= DATA ROWS =

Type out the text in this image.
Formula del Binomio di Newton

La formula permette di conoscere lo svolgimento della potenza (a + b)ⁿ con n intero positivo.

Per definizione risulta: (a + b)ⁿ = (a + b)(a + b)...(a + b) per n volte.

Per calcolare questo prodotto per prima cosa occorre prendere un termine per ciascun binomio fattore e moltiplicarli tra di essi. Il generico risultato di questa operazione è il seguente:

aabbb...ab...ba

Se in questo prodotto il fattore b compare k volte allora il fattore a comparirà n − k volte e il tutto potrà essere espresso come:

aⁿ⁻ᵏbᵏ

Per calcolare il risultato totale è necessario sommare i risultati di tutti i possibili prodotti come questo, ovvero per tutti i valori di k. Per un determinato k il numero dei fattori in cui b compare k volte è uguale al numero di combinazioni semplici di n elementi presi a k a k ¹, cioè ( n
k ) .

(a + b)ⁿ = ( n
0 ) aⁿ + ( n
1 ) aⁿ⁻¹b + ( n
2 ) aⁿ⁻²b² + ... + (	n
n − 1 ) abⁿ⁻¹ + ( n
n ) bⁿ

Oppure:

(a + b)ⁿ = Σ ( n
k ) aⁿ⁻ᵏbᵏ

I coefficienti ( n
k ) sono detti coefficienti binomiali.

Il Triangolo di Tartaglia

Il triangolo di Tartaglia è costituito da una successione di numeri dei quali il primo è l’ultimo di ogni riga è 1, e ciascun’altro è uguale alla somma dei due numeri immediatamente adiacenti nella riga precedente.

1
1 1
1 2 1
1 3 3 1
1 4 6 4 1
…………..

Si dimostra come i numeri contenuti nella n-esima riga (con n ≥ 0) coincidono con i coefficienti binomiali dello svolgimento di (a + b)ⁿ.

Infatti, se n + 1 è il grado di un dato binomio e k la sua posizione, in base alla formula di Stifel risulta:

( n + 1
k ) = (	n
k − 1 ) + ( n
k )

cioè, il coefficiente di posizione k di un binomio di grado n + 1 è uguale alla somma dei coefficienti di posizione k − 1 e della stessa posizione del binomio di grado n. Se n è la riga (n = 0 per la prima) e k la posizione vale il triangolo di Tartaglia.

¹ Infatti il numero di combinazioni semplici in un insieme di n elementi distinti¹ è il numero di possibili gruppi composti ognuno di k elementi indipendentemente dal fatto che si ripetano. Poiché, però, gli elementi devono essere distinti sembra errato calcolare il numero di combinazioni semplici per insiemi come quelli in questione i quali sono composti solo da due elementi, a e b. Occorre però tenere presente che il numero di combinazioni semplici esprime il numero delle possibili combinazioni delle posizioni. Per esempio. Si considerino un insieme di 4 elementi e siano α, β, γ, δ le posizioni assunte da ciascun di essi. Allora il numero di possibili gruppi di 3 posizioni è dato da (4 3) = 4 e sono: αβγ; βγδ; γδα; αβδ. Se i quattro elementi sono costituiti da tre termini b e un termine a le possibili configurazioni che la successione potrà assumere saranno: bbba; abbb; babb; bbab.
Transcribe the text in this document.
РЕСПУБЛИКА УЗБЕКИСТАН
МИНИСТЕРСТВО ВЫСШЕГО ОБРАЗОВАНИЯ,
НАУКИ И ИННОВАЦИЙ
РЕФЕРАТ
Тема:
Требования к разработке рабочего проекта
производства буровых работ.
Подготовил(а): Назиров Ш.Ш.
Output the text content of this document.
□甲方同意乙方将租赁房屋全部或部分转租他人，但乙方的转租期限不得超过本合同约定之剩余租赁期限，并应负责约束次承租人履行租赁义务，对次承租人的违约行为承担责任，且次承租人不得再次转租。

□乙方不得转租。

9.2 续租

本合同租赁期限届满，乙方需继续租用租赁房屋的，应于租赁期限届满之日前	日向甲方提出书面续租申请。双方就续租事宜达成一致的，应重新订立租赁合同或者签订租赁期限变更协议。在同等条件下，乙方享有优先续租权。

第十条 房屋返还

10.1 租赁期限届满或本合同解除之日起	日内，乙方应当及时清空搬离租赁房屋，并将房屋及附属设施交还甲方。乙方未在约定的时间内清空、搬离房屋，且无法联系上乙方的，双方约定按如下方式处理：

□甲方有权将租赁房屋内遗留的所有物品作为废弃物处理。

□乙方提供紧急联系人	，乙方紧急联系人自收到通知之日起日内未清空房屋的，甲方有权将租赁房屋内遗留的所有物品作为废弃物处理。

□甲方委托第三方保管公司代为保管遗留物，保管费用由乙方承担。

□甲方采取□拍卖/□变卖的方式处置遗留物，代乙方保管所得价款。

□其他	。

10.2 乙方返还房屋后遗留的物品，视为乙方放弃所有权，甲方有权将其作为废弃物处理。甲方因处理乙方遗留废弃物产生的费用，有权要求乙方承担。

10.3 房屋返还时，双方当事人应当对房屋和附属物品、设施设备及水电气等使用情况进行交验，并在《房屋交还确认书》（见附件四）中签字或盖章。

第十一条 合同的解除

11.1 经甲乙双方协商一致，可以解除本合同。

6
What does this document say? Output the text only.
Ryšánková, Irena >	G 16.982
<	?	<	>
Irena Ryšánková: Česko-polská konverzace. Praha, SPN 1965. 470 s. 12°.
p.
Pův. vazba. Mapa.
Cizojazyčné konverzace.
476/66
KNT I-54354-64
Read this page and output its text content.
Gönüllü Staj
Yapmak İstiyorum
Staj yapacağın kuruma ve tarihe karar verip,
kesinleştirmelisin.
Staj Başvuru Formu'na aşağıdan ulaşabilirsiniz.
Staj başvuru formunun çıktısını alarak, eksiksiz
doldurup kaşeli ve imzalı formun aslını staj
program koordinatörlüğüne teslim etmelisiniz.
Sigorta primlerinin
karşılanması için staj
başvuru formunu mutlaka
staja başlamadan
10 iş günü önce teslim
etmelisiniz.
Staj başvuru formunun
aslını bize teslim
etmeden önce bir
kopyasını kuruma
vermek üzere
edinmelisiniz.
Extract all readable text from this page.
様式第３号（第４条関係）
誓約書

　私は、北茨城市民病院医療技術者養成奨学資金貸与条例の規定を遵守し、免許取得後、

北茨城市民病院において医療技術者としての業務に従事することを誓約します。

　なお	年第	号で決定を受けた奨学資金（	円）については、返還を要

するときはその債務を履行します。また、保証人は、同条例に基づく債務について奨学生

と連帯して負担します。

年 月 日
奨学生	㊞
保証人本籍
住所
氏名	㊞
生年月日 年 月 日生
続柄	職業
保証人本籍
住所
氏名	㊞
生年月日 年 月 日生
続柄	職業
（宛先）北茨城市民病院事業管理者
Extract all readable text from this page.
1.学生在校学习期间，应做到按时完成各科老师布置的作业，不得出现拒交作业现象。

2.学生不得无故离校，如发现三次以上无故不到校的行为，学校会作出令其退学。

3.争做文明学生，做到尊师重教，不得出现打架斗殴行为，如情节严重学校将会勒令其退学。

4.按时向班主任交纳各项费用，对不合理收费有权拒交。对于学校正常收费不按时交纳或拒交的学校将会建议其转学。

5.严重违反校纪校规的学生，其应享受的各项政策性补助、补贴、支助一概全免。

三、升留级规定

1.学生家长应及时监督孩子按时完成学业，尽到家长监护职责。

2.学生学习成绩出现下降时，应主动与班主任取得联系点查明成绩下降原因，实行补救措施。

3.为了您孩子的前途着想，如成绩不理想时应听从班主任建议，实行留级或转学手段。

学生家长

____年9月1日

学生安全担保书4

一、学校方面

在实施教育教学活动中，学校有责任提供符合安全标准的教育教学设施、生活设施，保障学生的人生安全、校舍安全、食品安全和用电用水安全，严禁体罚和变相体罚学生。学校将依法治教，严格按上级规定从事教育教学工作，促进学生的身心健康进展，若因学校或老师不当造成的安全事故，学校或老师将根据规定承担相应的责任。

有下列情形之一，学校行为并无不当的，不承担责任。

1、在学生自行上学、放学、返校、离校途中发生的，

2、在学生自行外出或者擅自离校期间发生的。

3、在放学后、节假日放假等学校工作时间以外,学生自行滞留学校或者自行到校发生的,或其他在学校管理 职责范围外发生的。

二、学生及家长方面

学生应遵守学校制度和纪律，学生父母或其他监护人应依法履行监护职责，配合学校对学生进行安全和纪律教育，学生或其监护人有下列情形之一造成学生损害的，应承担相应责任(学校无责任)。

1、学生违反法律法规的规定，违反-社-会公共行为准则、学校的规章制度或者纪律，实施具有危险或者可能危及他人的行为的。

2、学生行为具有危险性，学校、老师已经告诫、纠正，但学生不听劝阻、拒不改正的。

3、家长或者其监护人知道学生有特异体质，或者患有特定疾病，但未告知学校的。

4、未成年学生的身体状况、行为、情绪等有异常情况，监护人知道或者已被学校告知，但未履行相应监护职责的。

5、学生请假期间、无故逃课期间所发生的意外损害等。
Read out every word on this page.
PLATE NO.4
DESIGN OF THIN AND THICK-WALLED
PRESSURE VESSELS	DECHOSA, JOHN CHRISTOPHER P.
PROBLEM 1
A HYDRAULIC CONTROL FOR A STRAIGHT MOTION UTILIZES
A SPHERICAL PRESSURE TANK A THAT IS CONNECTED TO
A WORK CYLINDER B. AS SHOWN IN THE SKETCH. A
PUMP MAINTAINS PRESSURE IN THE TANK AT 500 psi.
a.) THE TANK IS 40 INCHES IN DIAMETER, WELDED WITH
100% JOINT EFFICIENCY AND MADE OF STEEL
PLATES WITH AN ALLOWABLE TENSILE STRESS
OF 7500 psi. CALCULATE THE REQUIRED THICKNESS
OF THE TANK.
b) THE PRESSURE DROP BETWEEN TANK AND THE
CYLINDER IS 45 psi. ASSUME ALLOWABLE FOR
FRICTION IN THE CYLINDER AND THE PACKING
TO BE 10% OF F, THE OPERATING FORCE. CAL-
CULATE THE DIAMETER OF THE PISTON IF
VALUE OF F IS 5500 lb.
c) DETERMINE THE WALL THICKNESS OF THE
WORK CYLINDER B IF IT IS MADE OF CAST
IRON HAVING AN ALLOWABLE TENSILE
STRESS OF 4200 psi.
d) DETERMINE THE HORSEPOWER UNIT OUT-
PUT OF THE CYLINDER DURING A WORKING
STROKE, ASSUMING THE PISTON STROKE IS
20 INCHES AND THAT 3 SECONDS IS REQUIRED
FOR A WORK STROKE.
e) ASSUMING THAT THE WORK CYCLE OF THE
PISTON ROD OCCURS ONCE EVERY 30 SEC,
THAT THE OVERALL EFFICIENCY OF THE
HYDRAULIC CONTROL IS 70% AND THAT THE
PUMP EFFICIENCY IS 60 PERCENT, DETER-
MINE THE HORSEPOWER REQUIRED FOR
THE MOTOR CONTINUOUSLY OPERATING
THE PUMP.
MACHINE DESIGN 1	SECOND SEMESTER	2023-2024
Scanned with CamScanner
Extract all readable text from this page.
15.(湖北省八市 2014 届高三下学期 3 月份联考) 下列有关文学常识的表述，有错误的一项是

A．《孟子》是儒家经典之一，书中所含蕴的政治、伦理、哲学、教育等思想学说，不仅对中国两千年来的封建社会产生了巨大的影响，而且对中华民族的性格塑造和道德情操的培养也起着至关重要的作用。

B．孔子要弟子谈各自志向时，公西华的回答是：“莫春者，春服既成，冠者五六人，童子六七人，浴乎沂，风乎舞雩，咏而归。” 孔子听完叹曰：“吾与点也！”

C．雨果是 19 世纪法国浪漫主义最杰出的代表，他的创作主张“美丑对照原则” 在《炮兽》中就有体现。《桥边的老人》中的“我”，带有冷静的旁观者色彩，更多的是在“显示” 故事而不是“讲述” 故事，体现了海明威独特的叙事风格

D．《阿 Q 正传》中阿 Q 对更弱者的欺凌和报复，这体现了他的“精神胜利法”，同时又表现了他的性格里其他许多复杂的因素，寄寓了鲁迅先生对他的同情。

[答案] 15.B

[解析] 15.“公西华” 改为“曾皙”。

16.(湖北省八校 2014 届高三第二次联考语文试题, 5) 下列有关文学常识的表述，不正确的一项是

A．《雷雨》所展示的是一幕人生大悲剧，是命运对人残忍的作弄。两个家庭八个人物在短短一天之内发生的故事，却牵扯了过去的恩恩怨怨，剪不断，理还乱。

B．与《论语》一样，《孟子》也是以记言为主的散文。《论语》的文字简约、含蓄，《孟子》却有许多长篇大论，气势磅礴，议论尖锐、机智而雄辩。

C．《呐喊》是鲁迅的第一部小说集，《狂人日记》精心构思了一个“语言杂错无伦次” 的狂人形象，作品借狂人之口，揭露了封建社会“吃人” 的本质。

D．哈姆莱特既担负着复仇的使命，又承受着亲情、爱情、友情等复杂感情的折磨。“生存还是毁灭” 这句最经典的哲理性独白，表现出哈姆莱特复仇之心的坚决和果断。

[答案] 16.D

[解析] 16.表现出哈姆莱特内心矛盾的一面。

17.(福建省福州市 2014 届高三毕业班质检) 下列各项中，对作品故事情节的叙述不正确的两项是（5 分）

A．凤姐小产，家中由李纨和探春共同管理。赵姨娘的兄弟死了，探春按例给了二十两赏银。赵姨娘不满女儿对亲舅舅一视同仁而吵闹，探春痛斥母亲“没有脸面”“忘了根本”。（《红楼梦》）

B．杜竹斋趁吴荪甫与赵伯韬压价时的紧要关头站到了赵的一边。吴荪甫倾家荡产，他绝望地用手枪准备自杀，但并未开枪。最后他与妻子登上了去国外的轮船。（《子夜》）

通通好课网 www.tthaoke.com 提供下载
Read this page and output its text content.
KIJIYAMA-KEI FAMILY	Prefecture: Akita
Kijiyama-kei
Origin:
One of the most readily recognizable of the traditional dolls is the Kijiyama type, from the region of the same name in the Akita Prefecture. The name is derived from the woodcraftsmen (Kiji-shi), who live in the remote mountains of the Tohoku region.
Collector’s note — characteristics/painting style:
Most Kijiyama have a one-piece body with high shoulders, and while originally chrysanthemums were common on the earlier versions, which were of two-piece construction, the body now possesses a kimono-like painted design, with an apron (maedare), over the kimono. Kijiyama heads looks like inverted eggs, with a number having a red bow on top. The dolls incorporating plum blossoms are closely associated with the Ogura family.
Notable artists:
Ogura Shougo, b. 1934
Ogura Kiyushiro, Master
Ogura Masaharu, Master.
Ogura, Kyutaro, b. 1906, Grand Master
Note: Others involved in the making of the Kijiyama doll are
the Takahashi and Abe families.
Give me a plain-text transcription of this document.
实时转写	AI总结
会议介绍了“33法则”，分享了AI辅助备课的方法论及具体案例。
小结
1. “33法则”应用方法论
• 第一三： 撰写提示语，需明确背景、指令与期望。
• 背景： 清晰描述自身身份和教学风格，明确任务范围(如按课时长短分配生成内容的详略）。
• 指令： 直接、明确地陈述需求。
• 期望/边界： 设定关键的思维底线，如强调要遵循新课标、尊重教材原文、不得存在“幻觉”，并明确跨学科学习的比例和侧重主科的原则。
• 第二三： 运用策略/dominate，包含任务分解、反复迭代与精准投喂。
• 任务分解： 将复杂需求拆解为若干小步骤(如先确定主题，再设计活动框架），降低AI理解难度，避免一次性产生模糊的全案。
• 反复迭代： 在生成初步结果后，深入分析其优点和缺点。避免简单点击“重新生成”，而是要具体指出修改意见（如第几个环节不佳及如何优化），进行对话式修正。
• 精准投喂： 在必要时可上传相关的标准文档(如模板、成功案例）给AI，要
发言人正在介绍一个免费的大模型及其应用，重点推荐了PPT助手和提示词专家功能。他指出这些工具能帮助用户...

= TASK GOAL =
Reproduce each line of the entries in which the word "DIAMETER" is found.

= THE RESPONSE =
a.) THE TANK IS 40 INCHES IN DIAMETER, WELDED WITH
CULATE THE DIAMETER OF THE PISTON IF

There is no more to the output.